▸ **REQUEST**
Gather every line that includes the word "المسيلة", please.

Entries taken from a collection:
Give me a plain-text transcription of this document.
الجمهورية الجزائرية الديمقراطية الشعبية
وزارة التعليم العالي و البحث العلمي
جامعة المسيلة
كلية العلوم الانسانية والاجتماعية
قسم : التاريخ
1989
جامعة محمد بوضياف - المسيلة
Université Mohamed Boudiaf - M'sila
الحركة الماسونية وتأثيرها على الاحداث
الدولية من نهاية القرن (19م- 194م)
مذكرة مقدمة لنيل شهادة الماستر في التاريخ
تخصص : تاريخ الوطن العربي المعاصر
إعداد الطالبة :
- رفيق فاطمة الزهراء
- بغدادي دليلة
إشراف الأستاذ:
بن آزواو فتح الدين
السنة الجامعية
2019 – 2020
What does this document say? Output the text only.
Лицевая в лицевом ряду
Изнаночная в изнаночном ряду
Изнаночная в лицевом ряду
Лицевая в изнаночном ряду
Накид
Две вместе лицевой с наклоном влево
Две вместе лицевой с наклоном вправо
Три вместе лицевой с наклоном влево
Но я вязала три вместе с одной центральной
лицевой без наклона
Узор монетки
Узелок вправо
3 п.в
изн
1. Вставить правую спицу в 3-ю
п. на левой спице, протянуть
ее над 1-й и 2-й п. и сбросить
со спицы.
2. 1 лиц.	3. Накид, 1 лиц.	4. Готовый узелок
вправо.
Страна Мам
==
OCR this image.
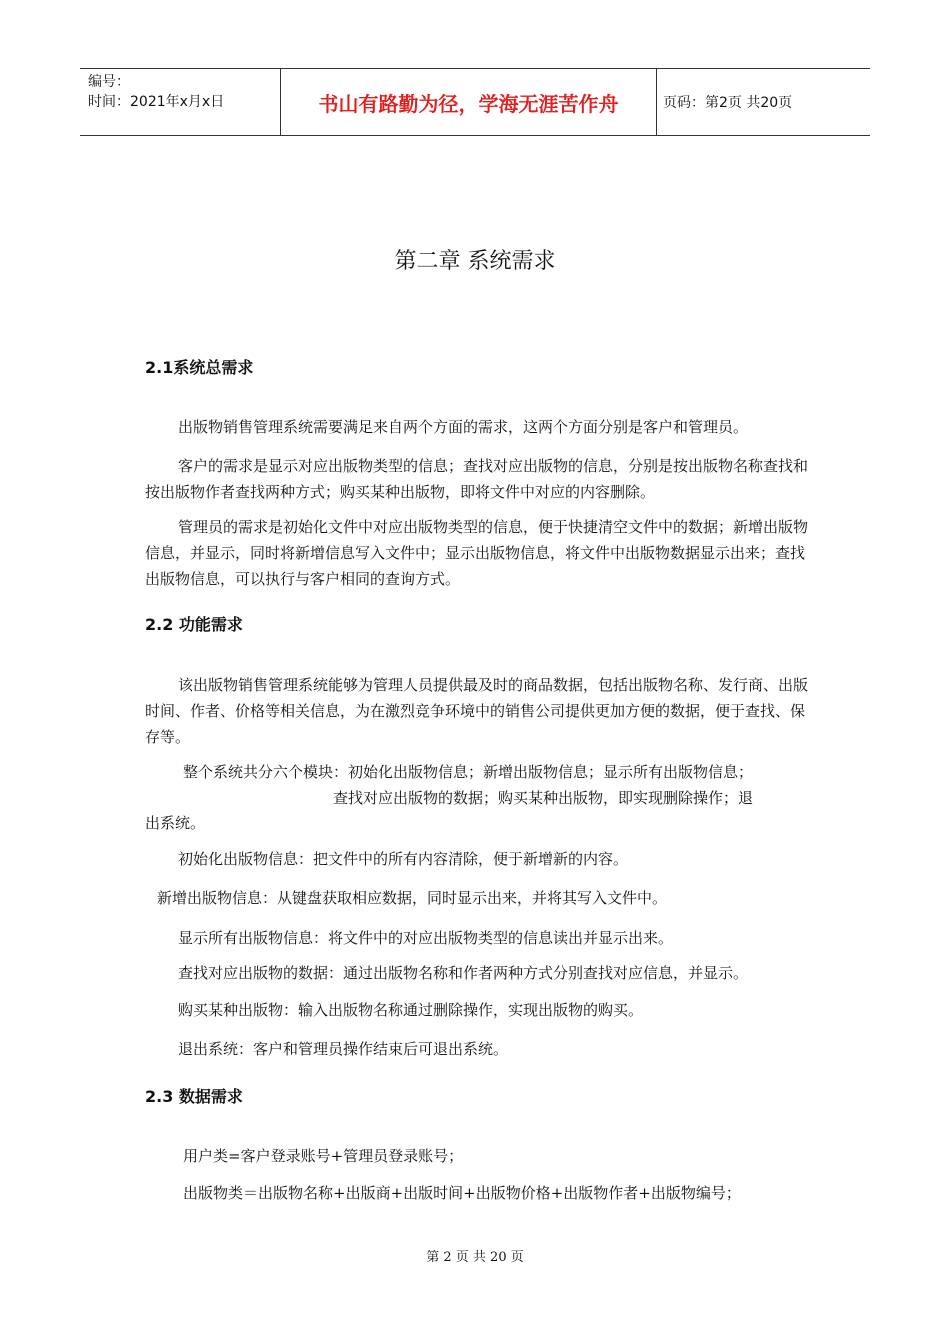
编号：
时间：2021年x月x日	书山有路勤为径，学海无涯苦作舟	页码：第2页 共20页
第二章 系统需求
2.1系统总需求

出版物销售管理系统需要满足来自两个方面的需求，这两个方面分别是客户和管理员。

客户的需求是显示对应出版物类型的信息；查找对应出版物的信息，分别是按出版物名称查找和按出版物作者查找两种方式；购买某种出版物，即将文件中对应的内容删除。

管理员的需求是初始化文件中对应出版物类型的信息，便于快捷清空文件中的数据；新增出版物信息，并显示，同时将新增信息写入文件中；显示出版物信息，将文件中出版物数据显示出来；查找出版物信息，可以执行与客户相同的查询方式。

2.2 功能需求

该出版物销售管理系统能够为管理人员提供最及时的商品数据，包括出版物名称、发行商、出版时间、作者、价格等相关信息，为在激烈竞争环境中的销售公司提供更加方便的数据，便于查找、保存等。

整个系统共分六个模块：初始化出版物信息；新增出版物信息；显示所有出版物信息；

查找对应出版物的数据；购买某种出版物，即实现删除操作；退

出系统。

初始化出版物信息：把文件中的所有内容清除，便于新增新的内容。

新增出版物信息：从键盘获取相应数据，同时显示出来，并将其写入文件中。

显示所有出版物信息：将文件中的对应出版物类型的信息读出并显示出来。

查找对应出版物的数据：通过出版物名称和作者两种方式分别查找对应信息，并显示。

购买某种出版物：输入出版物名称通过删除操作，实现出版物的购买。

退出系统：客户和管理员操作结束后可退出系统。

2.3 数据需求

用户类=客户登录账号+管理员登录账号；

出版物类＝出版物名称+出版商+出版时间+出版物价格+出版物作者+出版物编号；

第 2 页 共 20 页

▸ **ANSWER TO THE TASK**
جامعة المسيلة
جامعة محمد بوضياف - المسيلة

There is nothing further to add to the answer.